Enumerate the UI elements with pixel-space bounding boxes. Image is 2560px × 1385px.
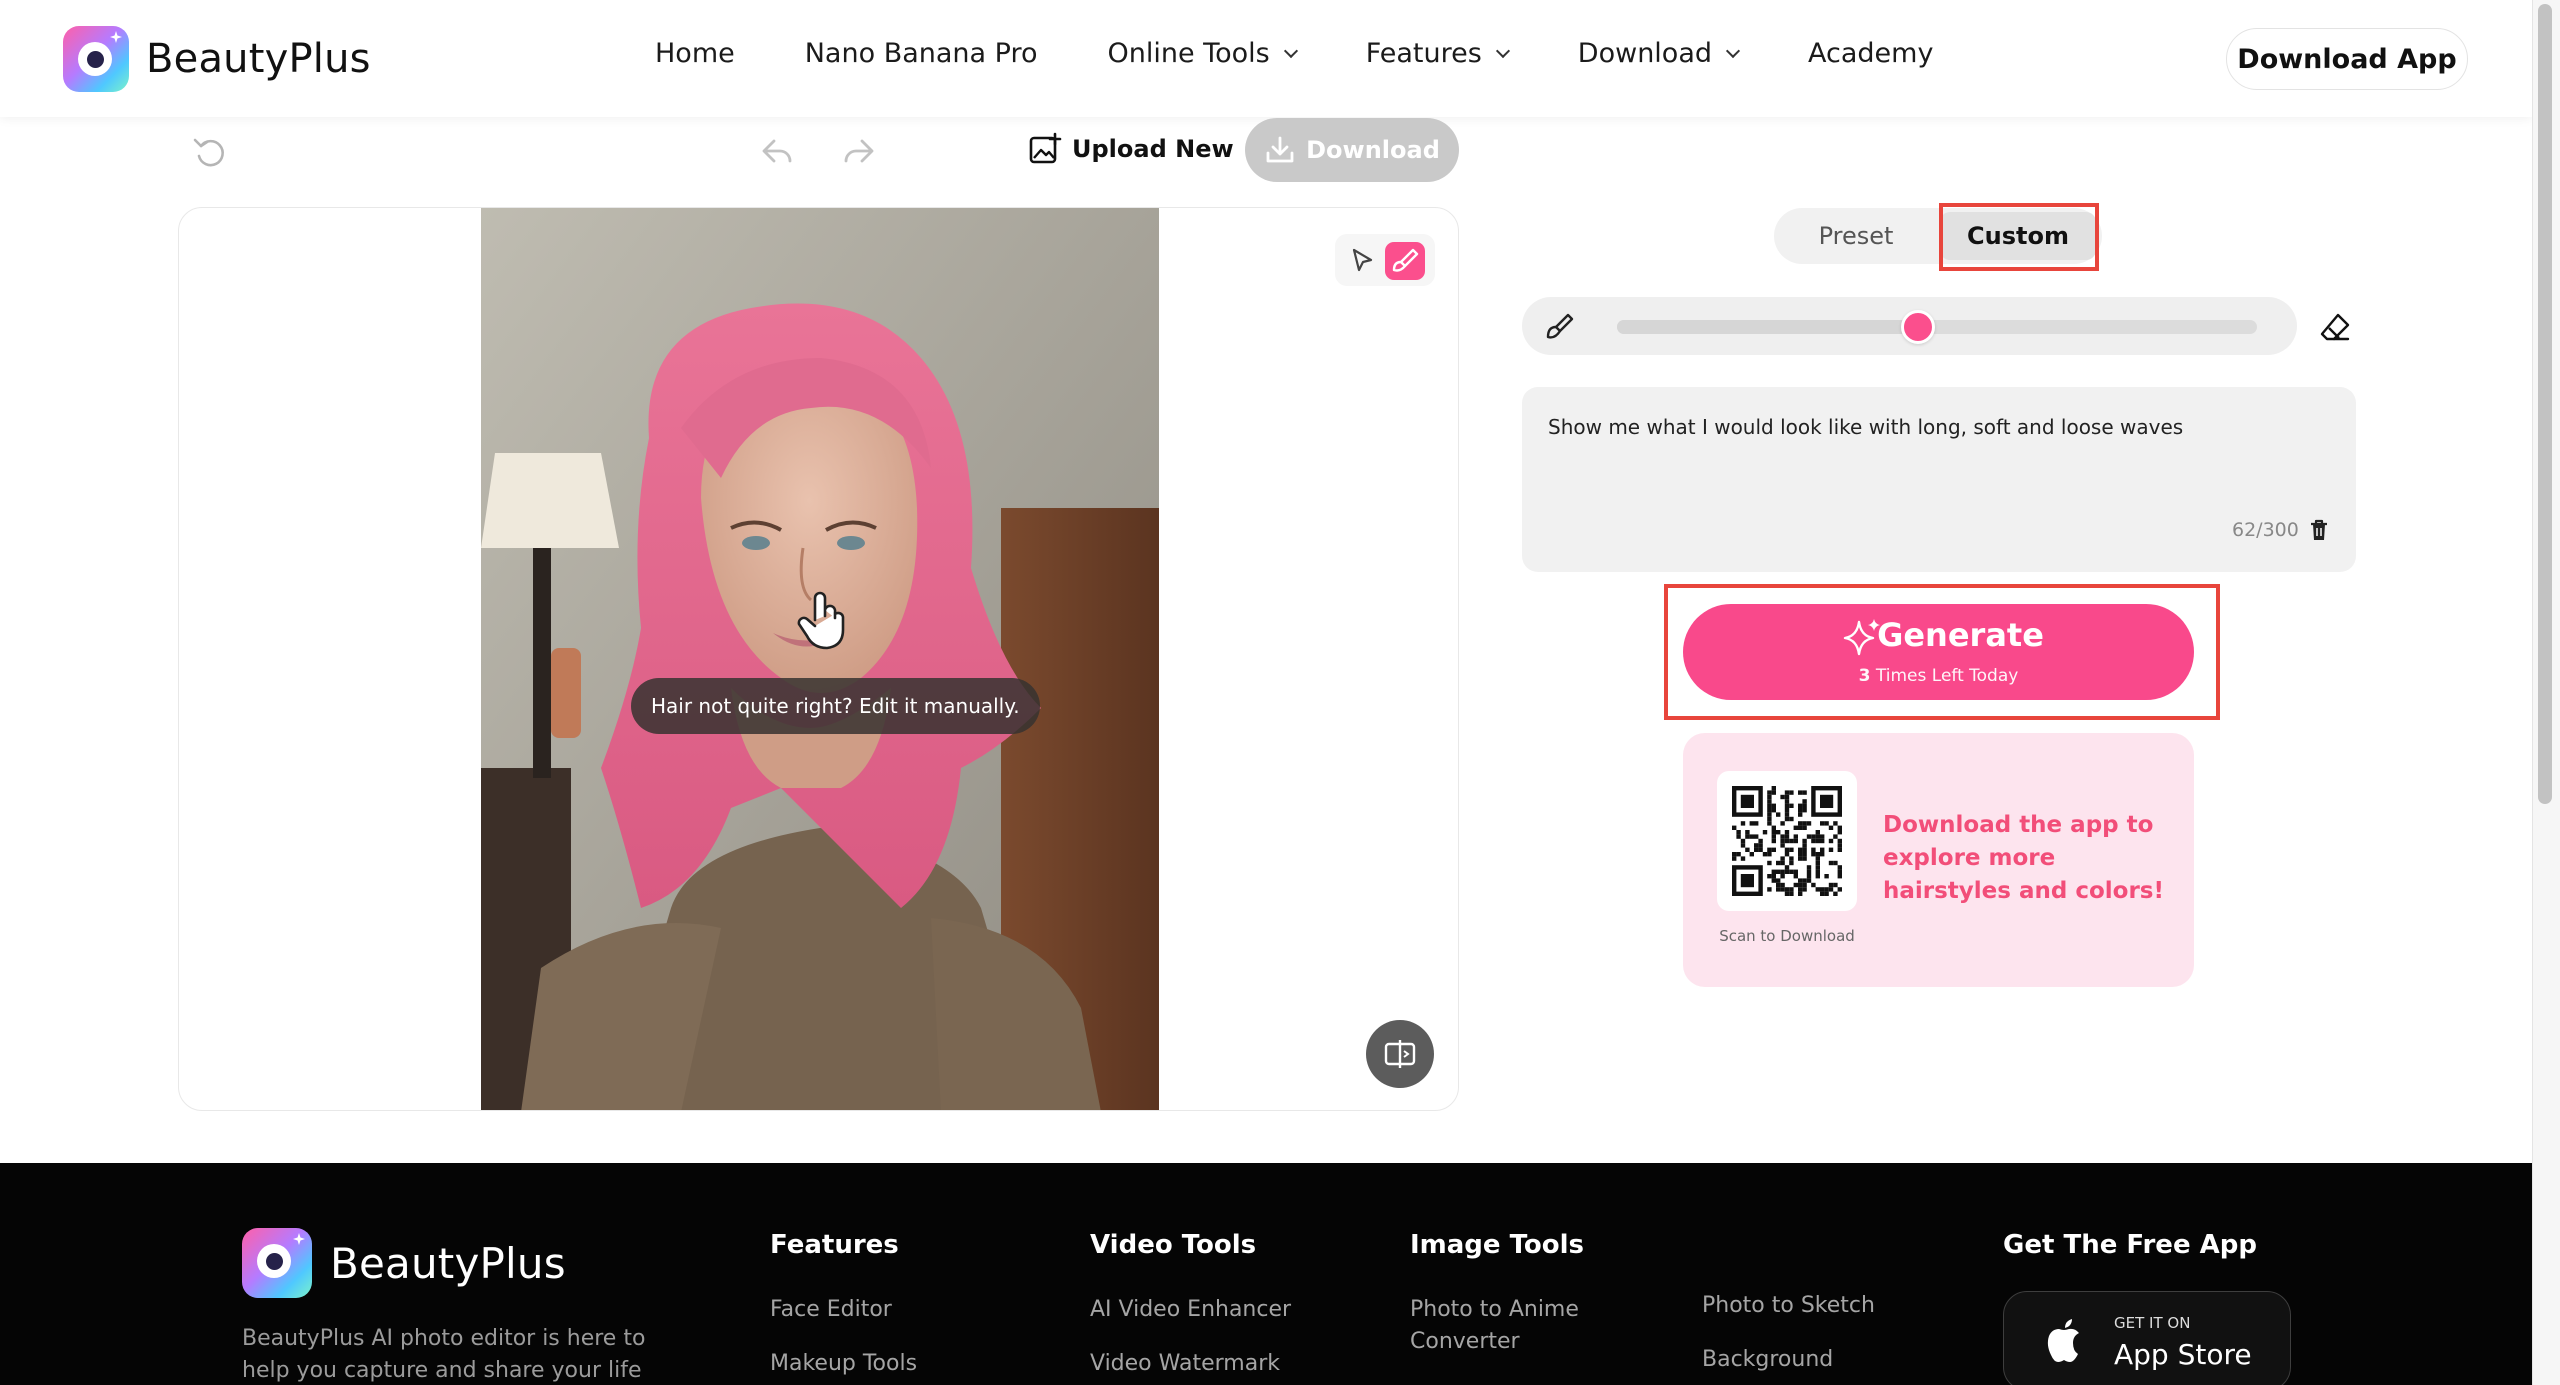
nav-home[interactable]: Home xyxy=(655,38,735,69)
main-nav: Home Nano Banana Pro Online Tools Featur… xyxy=(655,38,2003,69)
edited-portrait-photo xyxy=(481,208,1159,1110)
download-button[interactable]: Download xyxy=(1245,118,1459,182)
qr-code xyxy=(1717,771,1857,911)
footer-logo[interactable]: BeautyPlus xyxy=(242,1228,566,1298)
compare-icon xyxy=(1384,1040,1416,1068)
brush-size-slider[interactable] xyxy=(1617,310,2257,344)
brush-icon xyxy=(1392,248,1419,272)
tab-preset[interactable]: Preset xyxy=(1774,208,1938,264)
brush-tool-button[interactable] xyxy=(1385,242,1425,280)
undo-icon[interactable] xyxy=(758,132,796,170)
beautyplus-logo-icon xyxy=(242,1228,312,1298)
footer-heading: Features xyxy=(770,1230,899,1260)
upload-image-icon xyxy=(1029,132,1062,164)
mode-tabs: Preset Custom xyxy=(1774,208,2102,264)
download-label: Download xyxy=(1306,136,1440,164)
prompt-text[interactable]: Show me what I would look like with long… xyxy=(1548,415,2183,439)
tab-custom[interactable]: Custom xyxy=(1940,212,2096,260)
download-icon xyxy=(1266,136,1294,163)
download-app-button[interactable]: Download App xyxy=(2226,28,2468,90)
brand-name: BeautyPlus xyxy=(146,36,371,82)
scrollbar-thumb[interactable] xyxy=(2538,4,2552,804)
chevron-down-icon xyxy=(1725,43,1741,58)
prompt-textarea[interactable]: Show me what I would look like with long… xyxy=(1522,387,2356,572)
trash-icon[interactable] xyxy=(2308,518,2330,542)
promo-message: Download the app to explore more hairsty… xyxy=(1883,812,2164,904)
footer-col-image-tools-2: Photo to Sketch Background xyxy=(1702,1290,1875,1385)
footer-link-photo-to-sketch[interactable]: Photo to Sketch xyxy=(1702,1290,1875,1322)
app-store-caption: GET IT ON xyxy=(2114,1314,2191,1332)
footer-col-app: Get The Free App xyxy=(2003,1230,2257,1294)
footer-link-ai-video-enhancer[interactable]: AI Video Enhancer xyxy=(1090,1294,1291,1326)
generate-label: Generate xyxy=(1877,616,2044,654)
nav-academy[interactable]: Academy xyxy=(1808,38,1933,69)
edit-hint-tooltip: Hair not quite right? Edit it manually. xyxy=(631,678,1040,734)
slider-knob[interactable] xyxy=(1900,310,1935,344)
footer-description: BeautyPlus AI photo editor is here to he… xyxy=(242,1326,646,1383)
upload-new-button[interactable]: Upload New xyxy=(1028,132,1234,166)
image-canvas[interactable]: Hair not quite right? Edit it manually. xyxy=(178,207,1459,1111)
edit-tool-switch xyxy=(1335,234,1435,286)
footer-link-face-editor[interactable]: Face Editor xyxy=(770,1294,917,1326)
app-store-label: App Store xyxy=(2114,1338,2252,1371)
footer-link-background[interactable]: Background xyxy=(1702,1344,1875,1376)
upload-new-label: Upload New xyxy=(1072,135,1234,163)
footer-col-video-tools: Video Tools AI Video Enhancer Video Wate… xyxy=(1090,1230,1291,1385)
generate-quota: 3 Times Left Today xyxy=(1858,666,2019,686)
footer-heading: Video Tools xyxy=(1090,1230,1257,1260)
nav-nano-banana-pro[interactable]: Nano Banana Pro xyxy=(805,38,1038,69)
portrait-illustration xyxy=(481,208,1159,1110)
brush-size-icon xyxy=(1546,313,1574,339)
footer-brand-name: BeautyPlus xyxy=(330,1238,566,1288)
eraser-icon[interactable] xyxy=(2318,310,2352,344)
redo-icon[interactable] xyxy=(840,132,878,170)
qr-caption: Scan to Download xyxy=(1719,927,1855,945)
hand-cursor-icon xyxy=(797,591,845,650)
compare-button[interactable] xyxy=(1366,1020,1434,1088)
pointer-select-icon[interactable] xyxy=(1345,244,1379,278)
qr-code-image xyxy=(1732,786,1842,896)
chevron-down-icon xyxy=(1495,43,1510,58)
reset-icon[interactable] xyxy=(192,134,228,170)
chevron-down-icon xyxy=(1283,43,1298,58)
site-footer: BeautyPlus BeautyPlus AI photo editor is… xyxy=(0,1163,2532,1385)
footer-heading: Get The Free App xyxy=(2003,1230,2257,1260)
nav-online-tools[interactable]: Online Tools xyxy=(1108,38,1298,69)
nav-features[interactable]: Features xyxy=(1366,38,1510,69)
footer-link-video-watermark[interactable]: Video Watermark xyxy=(1090,1348,1291,1380)
slider-fill xyxy=(1617,320,1918,334)
footer-col-image-tools: Image Tools Photo to Anime Converter xyxy=(1410,1230,1630,1380)
brush-size-control xyxy=(1522,297,2297,355)
footer-link-makeup-tools[interactable]: Makeup Tools xyxy=(770,1348,917,1380)
beautyplus-logo-icon xyxy=(63,26,129,92)
footer-link-photo-to-anime[interactable]: Photo to Anime Converter xyxy=(1410,1294,1630,1358)
nav-download[interactable]: Download xyxy=(1578,38,1741,69)
footer-heading: Image Tools xyxy=(1410,1230,1585,1260)
generate-button[interactable]: Generate 3 Times Left Today xyxy=(1683,604,2194,700)
app-promo-card: Scan to Download Download the app to exp… xyxy=(1683,733,2194,987)
character-counter: 62/300 xyxy=(2232,519,2299,541)
page-scrollbar[interactable] xyxy=(2532,0,2560,1385)
footer-col-features: Features Face Editor Makeup Tools xyxy=(770,1230,917,1385)
app-store-button[interactable]: GET IT ON App Store xyxy=(2003,1291,2291,1385)
brand-logo[interactable]: BeautyPlus xyxy=(63,26,371,92)
apple-icon xyxy=(2047,1319,2079,1362)
site-header: BeautyPlus Home Nano Banana Pro Online T… xyxy=(0,0,2532,117)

○ ○ ○

PROBLEM DESCRIPTION =>
Could you copy every line of the records above word for word, without the pictures?

RESPONSE FOR THIS EXERCISE =>
Enumerate the UI elements with pixel-space bounding boxes. Image is 2560px × 1385px.
nav-home[interactable]: Home xyxy=(655,38,735,69)
main-nav: Home Nano Banana Pro Online Tools Featur… xyxy=(655,38,2003,69)
edited-portrait-photo xyxy=(481,208,1159,1110)
download-button[interactable]: Download xyxy=(1245,118,1459,182)
qr-code xyxy=(1717,771,1857,911)
footer-logo[interactable]: BeautyPlus xyxy=(242,1228,566,1298)
compare-icon xyxy=(1384,1040,1416,1068)
brush-size-slider[interactable] xyxy=(1617,310,2257,344)
brush-icon xyxy=(1392,248,1419,272)
tab-preset[interactable]: Preset xyxy=(1774,208,1938,264)
brush-tool-button[interactable] xyxy=(1385,242,1425,280)
undo-icon[interactable] xyxy=(758,132,796,170)
beautyplus-logo-icon xyxy=(242,1228,312,1298)
footer-heading: Features xyxy=(770,1230,899,1260)
upload-image-icon xyxy=(1029,132,1062,164)
mode-tabs: Preset Custom xyxy=(1774,208,2102,264)
download-label: Download xyxy=(1306,136,1440,164)
prompt-text[interactable]: Show me what I would look like with long… xyxy=(1548,415,2183,439)
tab-custom[interactable]: Custom xyxy=(1940,212,2096,260)
download-icon xyxy=(1266,136,1294,163)
download-app-button[interactable]: Download App xyxy=(2226,28,2468,90)
brand-name: BeautyPlus xyxy=(146,36,371,82)
scrollbar-thumb[interactable] xyxy=(2538,4,2552,804)
chevron-down-icon xyxy=(1725,43,1741,58)
prompt-textarea[interactable]: Show me what I would look like with long… xyxy=(1522,387,2356,572)
trash-icon[interactable] xyxy=(2308,518,2330,542)
promo-message: Download the app to explore more hairsty… xyxy=(1883,812,2164,904)
footer-col-image-tools-2: Photo to Sketch Background xyxy=(1702,1290,1875,1385)
footer-link-photo-to-sketch[interactable]: Photo to Sketch xyxy=(1702,1290,1875,1322)
app-store-caption: GET IT ON xyxy=(2114,1314,2191,1332)
footer-col-app: Get The Free App xyxy=(2003,1230,2257,1294)
footer-link-ai-video-enhancer[interactable]: AI Video Enhancer xyxy=(1090,1294,1291,1326)
generate-label: Generate xyxy=(1877,616,2044,654)
nav-academy[interactable]: Academy xyxy=(1808,38,1933,69)
edit-hint-tooltip: Hair not quite right? Edit it manually. xyxy=(631,678,1040,734)
slider-knob[interactable] xyxy=(1900,310,1935,344)
footer-description: BeautyPlus AI photo editor is here to he… xyxy=(242,1326,646,1383)
upload-new-button[interactable]: Upload New xyxy=(1028,132,1234,166)
image-canvas[interactable]: Hair not quite right? Edit it manually. xyxy=(178,207,1459,1111)
edit-tool-switch xyxy=(1335,234,1435,286)
footer-link-face-editor[interactable]: Face Editor xyxy=(770,1294,917,1326)
app-store-label: App Store xyxy=(2114,1338,2252,1371)
footer-link-background[interactable]: Background xyxy=(1702,1344,1875,1376)
upload-new-label: Upload New xyxy=(1072,135,1234,163)
footer-col-video-tools: Video Tools AI Video Enhancer Video Wate… xyxy=(1090,1230,1291,1385)
generate-quota: 3 Times Left Today xyxy=(1858,666,2019,686)
footer-heading: Video Tools xyxy=(1090,1230,1257,1260)
nav-nano-banana-pro[interactable]: Nano Banana Pro xyxy=(805,38,1038,69)
portrait-illustration xyxy=(481,208,1159,1110)
brush-size-icon xyxy=(1546,313,1574,339)
footer-brand-name: BeautyPlus xyxy=(330,1238,566,1288)
eraser-icon[interactable] xyxy=(2318,310,2352,344)
redo-icon[interactable] xyxy=(840,132,878,170)
qr-caption: Scan to Download xyxy=(1719,927,1855,945)
hand-cursor-icon xyxy=(797,591,845,650)
compare-button[interactable] xyxy=(1366,1020,1434,1088)
pointer-select-icon[interactable] xyxy=(1345,244,1379,278)
qr-code-image xyxy=(1732,786,1842,896)
chevron-down-icon xyxy=(1495,43,1510,58)
reset-icon[interactable] xyxy=(192,134,228,170)
chevron-down-icon xyxy=(1283,43,1298,58)
site-footer: BeautyPlus BeautyPlus AI photo editor is… xyxy=(0,1163,2532,1385)
footer-heading: Get The Free App xyxy=(2003,1230,2257,1260)
nav-online-tools[interactable]: Online Tools xyxy=(1108,38,1298,69)
nav-features[interactable]: Features xyxy=(1366,38,1510,69)
footer-link-video-watermark[interactable]: Video Watermark xyxy=(1090,1348,1291,1380)
slider-fill xyxy=(1617,320,1918,334)
footer-col-image-tools: Image Tools Photo to Anime Converter xyxy=(1410,1230,1630,1380)
brush-size-control xyxy=(1522,297,2297,355)
footer-link-makeup-tools[interactable]: Makeup Tools xyxy=(770,1348,917,1380)
beautyplus-logo-icon xyxy=(63,26,129,92)
footer-link-photo-to-anime[interactable]: Photo to Anime Converter xyxy=(1410,1294,1630,1358)
nav-download[interactable]: Download xyxy=(1578,38,1741,69)
footer-heading: Image Tools xyxy=(1410,1230,1585,1260)
generate-button[interactable]: Generate 3 Times Left Today xyxy=(1683,604,2194,700)
app-promo-card: Scan to Download Download the app to exp… xyxy=(1683,733,2194,987)
character-counter: 62/300 xyxy=(2232,519,2299,541)
page-scrollbar[interactable] xyxy=(2532,0,2560,1385)
footer-col-features: Features Face Editor Makeup Tools xyxy=(770,1230,917,1385)
app-store-button[interactable]: GET IT ON App Store xyxy=(2003,1291,2291,1385)
brand-logo[interactable]: BeautyPlus xyxy=(63,26,371,92)
apple-icon xyxy=(2047,1319,2079,1362)
site-header: BeautyPlus Home Nano Banana Pro Online T… xyxy=(0,0,2532,117)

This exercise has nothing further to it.